> _Stated problem_
Without the pictures, copy the entries below word for word.

> _Excerpt from a dataset_
====

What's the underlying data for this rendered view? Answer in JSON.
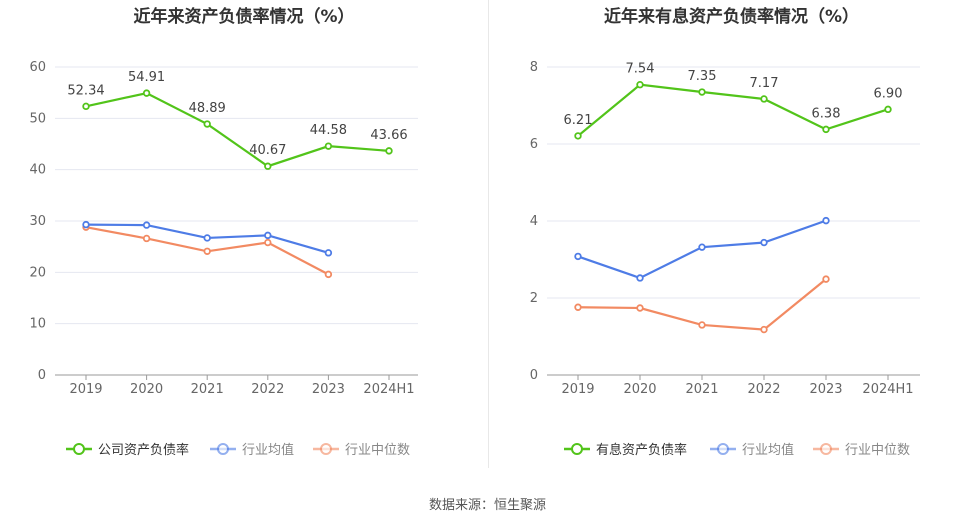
{
  "footer": {
    "source": "数据来源：恒生聚源"
  },
  "chart_data": [
    {
      "type": "line",
      "title": "近年来资产负债率情况（%）",
      "categories": [
        "2019",
        "2020",
        "2021",
        "2022",
        "2023",
        "2024H1"
      ],
      "ylim": [
        0,
        60
      ],
      "yticks": [
        0,
        10,
        20,
        30,
        40,
        50,
        60
      ],
      "grid": true,
      "legend_position": "bottom",
      "series": [
        {
          "name": "公司资产负债率",
          "color": "#52c41a",
          "values": [
            52.34,
            54.91,
            48.89,
            40.67,
            44.58,
            43.66
          ],
          "labels": [
            "52.34",
            "54.91",
            "48.89",
            "40.67",
            "44.58",
            "43.66"
          ]
        },
        {
          "name": "行业均值",
          "color": "#4e7ce6",
          "values": [
            29.3,
            29.2,
            26.7,
            27.2,
            23.8,
            null
          ]
        },
        {
          "name": "行业中位数",
          "color": "#f28a62",
          "values": [
            28.8,
            26.6,
            24.1,
            25.8,
            19.6,
            null
          ]
        }
      ]
    },
    {
      "type": "line",
      "title": "近年来有息资产负债率情况（%）",
      "categories": [
        "2019",
        "2020",
        "2021",
        "2022",
        "2023",
        "2024H1"
      ],
      "ylim": [
        0,
        8
      ],
      "yticks": [
        0,
        2,
        4,
        6,
        8
      ],
      "grid": true,
      "legend_position": "bottom",
      "series": [
        {
          "name": "有息资产负债率",
          "color": "#52c41a",
          "values": [
            6.21,
            7.54,
            7.35,
            7.17,
            6.38,
            6.9
          ],
          "labels": [
            "6.21",
            "7.54",
            "7.35",
            "7.17",
            "6.38",
            "6.90"
          ]
        },
        {
          "name": "行业均值",
          "color": "#4e7ce6",
          "values": [
            3.08,
            2.52,
            3.32,
            3.44,
            4.01,
            null
          ]
        },
        {
          "name": "行业中位数",
          "color": "#f28a62",
          "values": [
            1.76,
            1.74,
            1.3,
            1.18,
            2.49,
            null
          ]
        }
      ]
    }
  ]
}
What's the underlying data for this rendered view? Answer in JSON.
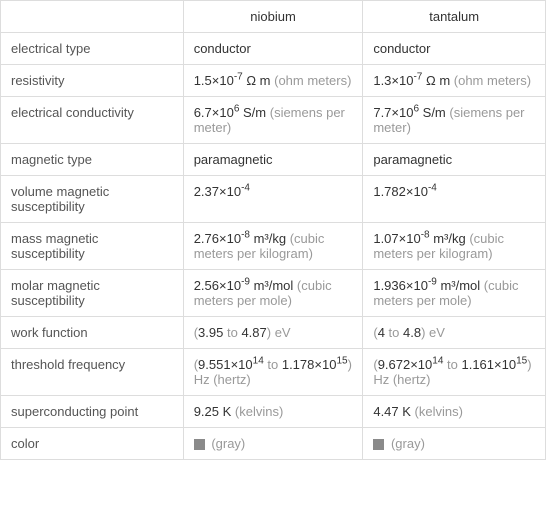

====

> _Answer in full_
What's the underlying data for this rendered view? Answer in JSON.
{
  "footer": {
    "source": "数据来源：恒生聚源"
  },
  "chart_data": [
    {
      "type": "line",
      "title": "近年来资产负债率情况（%）",
      "categories": [
        "2019",
        "2020",
        "2021",
        "2022",
        "2023",
        "2024H1"
      ],
      "ylim": [
        0,
        60
      ],
      "yticks": [
        0,
        10,
        20,
        30,
        40,
        50,
        60
      ],
      "grid": true,
      "legend_position": "bottom",
      "series": [
        {
          "name": "公司资产负债率",
          "color": "#52c41a",
          "values": [
            52.34,
            54.91,
            48.89,
            40.67,
            44.58,
            43.66
          ],
          "labels": [
            "52.34",
            "54.91",
            "48.89",
            "40.67",
            "44.58",
            "43.66"
          ]
        },
        {
          "name": "行业均值",
          "color": "#4e7ce6",
          "values": [
            29.3,
            29.2,
            26.7,
            27.2,
            23.8,
            null
          ]
        },
        {
          "name": "行业中位数",
          "color": "#f28a62",
          "values": [
            28.8,
            26.6,
            24.1,
            25.8,
            19.6,
            null
          ]
        }
      ]
    },
    {
      "type": "line",
      "title": "近年来有息资产负债率情况（%）",
      "categories": [
        "2019",
        "2020",
        "2021",
        "2022",
        "2023",
        "2024H1"
      ],
      "ylim": [
        0,
        8
      ],
      "yticks": [
        0,
        2,
        4,
        6,
        8
      ],
      "grid": true,
      "legend_position": "bottom",
      "series": [
        {
          "name": "有息资产负债率",
          "color": "#52c41a",
          "values": [
            6.21,
            7.54,
            7.35,
            7.17,
            6.38,
            6.9
          ],
          "labels": [
            "6.21",
            "7.54",
            "7.35",
            "7.17",
            "6.38",
            "6.90"
          ]
        },
        {
          "name": "行业均值",
          "color": "#4e7ce6",
          "values": [
            3.08,
            2.52,
            3.32,
            3.44,
            4.01,
            null
          ]
        },
        {
          "name": "行业中位数",
          "color": "#f28a62",
          "values": [
            1.76,
            1.74,
            1.3,
            1.18,
            2.49,
            null
          ]
        }
      ]
    }
  ]
}
What's the underlying data for this rendered view? Answer in JSON.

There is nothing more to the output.